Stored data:
━━━

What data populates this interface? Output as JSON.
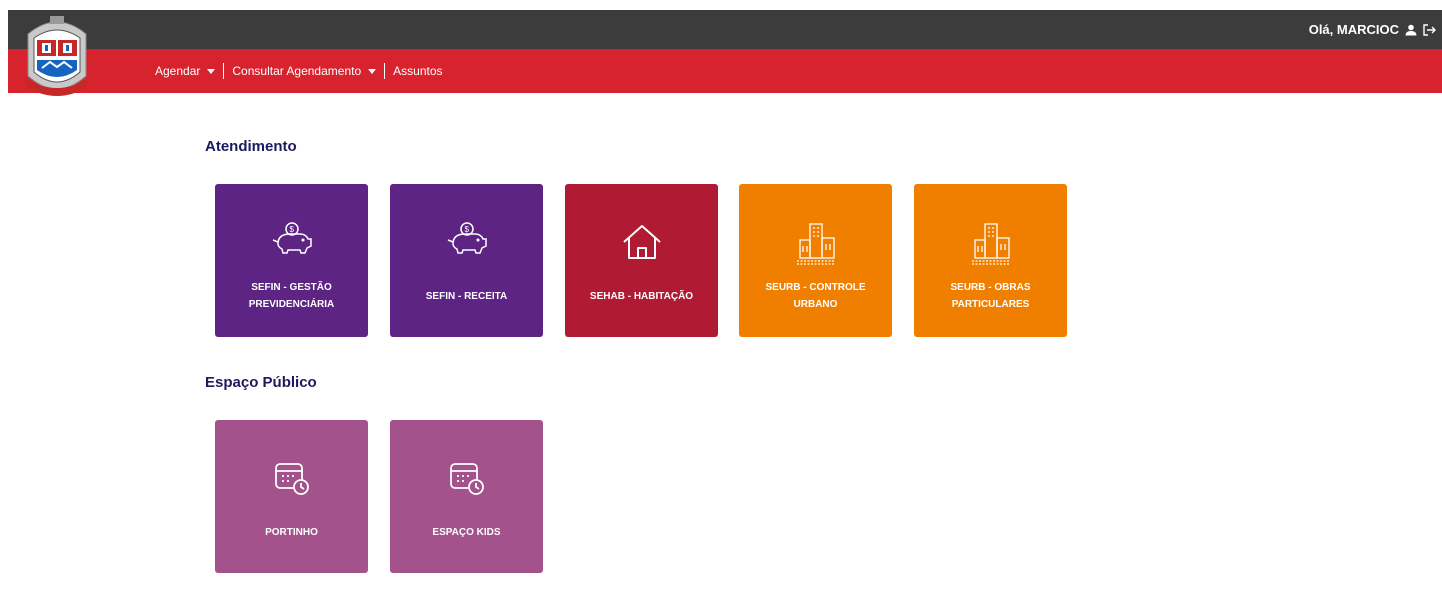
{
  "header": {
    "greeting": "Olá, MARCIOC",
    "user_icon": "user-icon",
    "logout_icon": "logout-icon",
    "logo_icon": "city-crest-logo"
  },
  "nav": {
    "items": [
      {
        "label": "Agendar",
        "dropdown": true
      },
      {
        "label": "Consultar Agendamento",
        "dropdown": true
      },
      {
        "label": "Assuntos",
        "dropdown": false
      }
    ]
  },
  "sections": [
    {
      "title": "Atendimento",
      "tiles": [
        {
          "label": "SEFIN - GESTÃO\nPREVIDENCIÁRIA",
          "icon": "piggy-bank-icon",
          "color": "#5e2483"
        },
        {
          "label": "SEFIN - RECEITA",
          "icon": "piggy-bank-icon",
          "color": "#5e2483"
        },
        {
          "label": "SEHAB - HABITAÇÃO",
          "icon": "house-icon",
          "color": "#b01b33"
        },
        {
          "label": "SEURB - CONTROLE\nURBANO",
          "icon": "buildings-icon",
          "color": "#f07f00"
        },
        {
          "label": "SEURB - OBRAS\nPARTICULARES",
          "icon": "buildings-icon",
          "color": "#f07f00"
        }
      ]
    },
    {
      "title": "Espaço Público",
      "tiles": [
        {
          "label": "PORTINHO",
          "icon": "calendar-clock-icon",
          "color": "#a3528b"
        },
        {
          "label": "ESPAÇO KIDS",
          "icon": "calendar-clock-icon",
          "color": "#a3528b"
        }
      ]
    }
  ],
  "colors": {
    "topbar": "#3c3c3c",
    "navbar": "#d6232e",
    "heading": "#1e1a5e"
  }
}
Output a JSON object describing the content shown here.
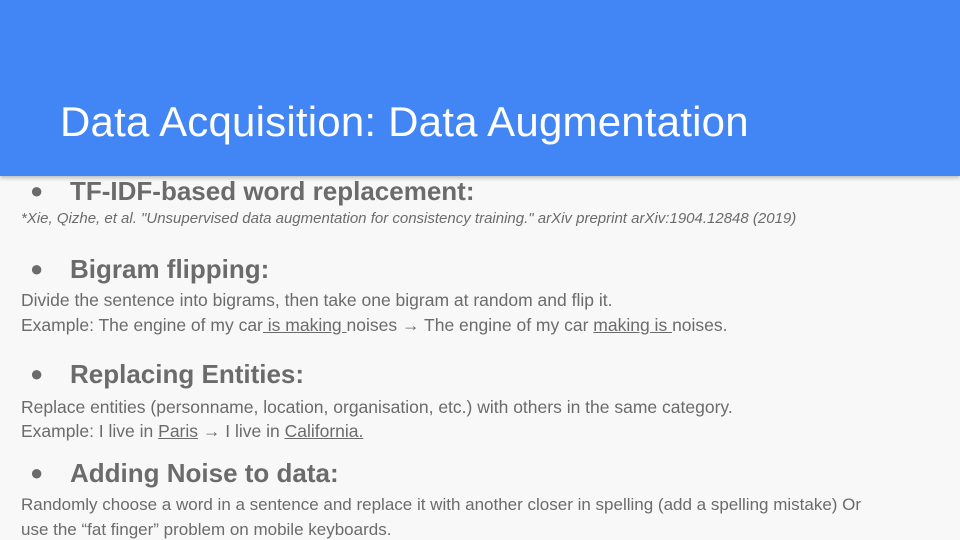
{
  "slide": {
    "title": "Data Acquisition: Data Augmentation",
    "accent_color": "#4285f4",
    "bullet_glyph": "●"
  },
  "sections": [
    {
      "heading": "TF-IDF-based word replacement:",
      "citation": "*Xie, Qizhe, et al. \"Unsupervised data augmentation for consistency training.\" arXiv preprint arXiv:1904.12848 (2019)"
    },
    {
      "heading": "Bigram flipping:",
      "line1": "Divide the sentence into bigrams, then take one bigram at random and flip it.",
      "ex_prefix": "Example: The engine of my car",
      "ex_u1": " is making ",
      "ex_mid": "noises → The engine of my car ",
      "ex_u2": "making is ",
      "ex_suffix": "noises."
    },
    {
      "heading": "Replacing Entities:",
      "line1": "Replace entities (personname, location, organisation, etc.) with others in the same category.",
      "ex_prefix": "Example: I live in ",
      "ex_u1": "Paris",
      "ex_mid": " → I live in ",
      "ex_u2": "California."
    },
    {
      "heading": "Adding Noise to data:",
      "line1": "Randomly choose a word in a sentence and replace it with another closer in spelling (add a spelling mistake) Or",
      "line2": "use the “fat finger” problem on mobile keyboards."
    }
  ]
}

━━━

TASK PROMPT: Pull out all lines containing "live".

WRITTEN REPLY:
      "ex_prefix": "Example: I live in ",
      "ex_mid": " → I live in ",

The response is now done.